WORK TO COMPLETE:
Give only the number of lines in the data that contain the word "this".

####

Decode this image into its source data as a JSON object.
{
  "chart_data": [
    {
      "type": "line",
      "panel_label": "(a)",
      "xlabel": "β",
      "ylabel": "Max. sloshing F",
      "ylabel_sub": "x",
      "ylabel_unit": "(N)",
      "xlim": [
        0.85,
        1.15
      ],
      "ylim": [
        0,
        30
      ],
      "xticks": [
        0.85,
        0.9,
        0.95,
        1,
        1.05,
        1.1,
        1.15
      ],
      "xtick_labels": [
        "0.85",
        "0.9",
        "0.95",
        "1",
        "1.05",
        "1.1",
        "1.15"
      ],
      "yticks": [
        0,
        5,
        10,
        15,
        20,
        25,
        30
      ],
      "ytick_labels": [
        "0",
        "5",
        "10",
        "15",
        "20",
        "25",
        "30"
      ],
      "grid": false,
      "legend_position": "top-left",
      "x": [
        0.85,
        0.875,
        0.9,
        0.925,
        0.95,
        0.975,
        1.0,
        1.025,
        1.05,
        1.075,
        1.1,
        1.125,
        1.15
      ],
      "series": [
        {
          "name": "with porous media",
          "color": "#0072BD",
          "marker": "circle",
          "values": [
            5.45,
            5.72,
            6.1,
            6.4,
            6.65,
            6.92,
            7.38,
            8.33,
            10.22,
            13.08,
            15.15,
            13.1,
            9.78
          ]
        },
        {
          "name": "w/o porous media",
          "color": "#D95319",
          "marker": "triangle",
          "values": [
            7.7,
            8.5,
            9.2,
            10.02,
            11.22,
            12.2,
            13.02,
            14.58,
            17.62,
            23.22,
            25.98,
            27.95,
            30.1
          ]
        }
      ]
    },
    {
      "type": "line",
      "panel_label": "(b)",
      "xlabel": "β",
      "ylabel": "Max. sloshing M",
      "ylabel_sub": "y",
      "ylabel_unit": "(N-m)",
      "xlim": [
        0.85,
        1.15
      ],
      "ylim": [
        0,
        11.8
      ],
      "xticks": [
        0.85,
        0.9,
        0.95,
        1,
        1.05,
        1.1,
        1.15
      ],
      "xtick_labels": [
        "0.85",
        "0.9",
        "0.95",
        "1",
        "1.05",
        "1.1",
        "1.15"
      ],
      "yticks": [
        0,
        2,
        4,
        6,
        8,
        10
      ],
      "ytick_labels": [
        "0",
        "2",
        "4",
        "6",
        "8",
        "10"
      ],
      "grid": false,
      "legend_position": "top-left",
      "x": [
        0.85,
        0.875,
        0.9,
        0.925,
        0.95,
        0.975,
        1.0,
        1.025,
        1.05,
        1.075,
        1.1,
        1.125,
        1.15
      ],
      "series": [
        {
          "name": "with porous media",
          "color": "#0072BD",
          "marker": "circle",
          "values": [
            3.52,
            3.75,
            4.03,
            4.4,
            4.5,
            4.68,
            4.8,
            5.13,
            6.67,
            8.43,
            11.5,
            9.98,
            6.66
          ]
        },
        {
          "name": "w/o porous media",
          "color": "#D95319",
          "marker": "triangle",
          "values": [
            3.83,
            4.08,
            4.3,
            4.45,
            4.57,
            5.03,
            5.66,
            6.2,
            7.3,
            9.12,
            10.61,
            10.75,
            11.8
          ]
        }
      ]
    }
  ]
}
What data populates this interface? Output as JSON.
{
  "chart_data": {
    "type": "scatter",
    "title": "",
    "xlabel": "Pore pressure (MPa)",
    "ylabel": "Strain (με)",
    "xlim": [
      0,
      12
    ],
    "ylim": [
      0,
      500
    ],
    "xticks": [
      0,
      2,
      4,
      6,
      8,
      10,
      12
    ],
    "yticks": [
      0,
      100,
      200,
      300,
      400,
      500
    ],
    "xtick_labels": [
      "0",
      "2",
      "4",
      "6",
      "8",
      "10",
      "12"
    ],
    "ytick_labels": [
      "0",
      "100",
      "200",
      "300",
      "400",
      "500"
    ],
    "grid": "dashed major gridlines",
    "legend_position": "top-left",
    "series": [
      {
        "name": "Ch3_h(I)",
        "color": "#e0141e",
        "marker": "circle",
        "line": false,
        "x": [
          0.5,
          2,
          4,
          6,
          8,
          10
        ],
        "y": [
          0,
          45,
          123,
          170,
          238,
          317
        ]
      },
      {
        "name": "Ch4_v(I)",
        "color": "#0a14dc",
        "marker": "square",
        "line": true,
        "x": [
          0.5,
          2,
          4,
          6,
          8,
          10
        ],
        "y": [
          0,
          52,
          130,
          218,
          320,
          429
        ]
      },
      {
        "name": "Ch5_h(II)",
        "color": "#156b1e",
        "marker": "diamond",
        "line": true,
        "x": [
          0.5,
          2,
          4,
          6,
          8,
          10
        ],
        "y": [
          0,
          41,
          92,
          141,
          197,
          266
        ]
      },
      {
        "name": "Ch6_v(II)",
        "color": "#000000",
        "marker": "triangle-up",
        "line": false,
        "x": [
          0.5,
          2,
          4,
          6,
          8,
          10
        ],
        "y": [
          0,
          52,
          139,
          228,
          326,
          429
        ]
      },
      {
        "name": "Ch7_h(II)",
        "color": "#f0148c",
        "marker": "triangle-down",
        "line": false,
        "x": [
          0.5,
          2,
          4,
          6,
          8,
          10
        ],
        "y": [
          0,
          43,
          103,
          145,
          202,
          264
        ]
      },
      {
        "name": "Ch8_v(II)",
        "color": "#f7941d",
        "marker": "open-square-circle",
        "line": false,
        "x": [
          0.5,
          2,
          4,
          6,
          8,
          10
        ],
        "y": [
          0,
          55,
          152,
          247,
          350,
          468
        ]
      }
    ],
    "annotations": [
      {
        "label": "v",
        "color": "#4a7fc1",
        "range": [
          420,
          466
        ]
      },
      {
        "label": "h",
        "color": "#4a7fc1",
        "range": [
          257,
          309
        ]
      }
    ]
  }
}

####

CORRECT OUTPUT:
2